***** Given records
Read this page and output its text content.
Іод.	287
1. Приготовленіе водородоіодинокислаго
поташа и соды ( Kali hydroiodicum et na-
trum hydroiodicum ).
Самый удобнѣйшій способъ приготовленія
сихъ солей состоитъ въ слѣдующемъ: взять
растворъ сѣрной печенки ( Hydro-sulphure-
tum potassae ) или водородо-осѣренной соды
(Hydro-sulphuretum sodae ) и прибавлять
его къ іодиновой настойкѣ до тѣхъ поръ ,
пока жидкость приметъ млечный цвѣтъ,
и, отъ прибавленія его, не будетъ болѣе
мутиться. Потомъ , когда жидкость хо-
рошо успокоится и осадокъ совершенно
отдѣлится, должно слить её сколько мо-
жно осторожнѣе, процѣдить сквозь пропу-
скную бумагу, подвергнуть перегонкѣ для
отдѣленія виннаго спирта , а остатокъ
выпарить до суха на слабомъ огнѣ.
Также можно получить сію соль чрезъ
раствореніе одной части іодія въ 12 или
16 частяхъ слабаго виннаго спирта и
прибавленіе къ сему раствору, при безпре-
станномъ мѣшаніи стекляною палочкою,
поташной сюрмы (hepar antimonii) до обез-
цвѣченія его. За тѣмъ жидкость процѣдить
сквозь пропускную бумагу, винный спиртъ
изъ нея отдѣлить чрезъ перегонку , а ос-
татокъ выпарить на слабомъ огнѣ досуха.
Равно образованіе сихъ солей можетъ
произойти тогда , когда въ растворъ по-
**********
Your task is to print the whole listing again exactly.

Read this page and output its text content.
Іод.	287
1. Приготовленіе водородоіодинокислаго
поташа и соды ( Kali hydroiodicum et na-
trum hydroiodicum ).
Самый удобнѣйшій способъ приготовленія
сихъ солей состоитъ въ слѣдующемъ: взять
растворъ сѣрной печенки ( Hydro-sulphure-
tum potassae ) или водородо-осѣренной соды
(Hydro-sulphuretum sodae ) и прибавлять
его къ іодиновой настойкѣ до тѣхъ поръ ,
пока жидкость приметъ млечный цвѣтъ,
и, отъ прибавленія его, не будетъ болѣе
мутиться. Потомъ , когда жидкость хо-
рошо успокоится и осадокъ совершенно
отдѣлится, должно слить её сколько мо-
жно осторожнѣе, процѣдить сквозь пропу-
скную бумагу, подвергнуть перегонкѣ для
отдѣленія виннаго спирта , а остатокъ
выпарить до суха на слабомъ огнѣ.
Также можно получить сію соль чрезъ
раствореніе одной части іодія въ 12 или
16 частяхъ слабаго виннаго спирта и
прибавленіе къ сему раствору, при безпре-
станномъ мѣшаніи стекляною палочкою,
поташной сюрмы (hepar antimonii) до обез-
цвѣченія его. За тѣмъ жидкость процѣдить
сквозь пропускную бумагу, винный спиртъ
изъ нея отдѣлить чрезъ перегонку , а ос-
татокъ выпарить на слабомъ огнѣ досуха.
Равно образованіе сихъ солей можетъ
произойти тогда , когда въ растворъ по-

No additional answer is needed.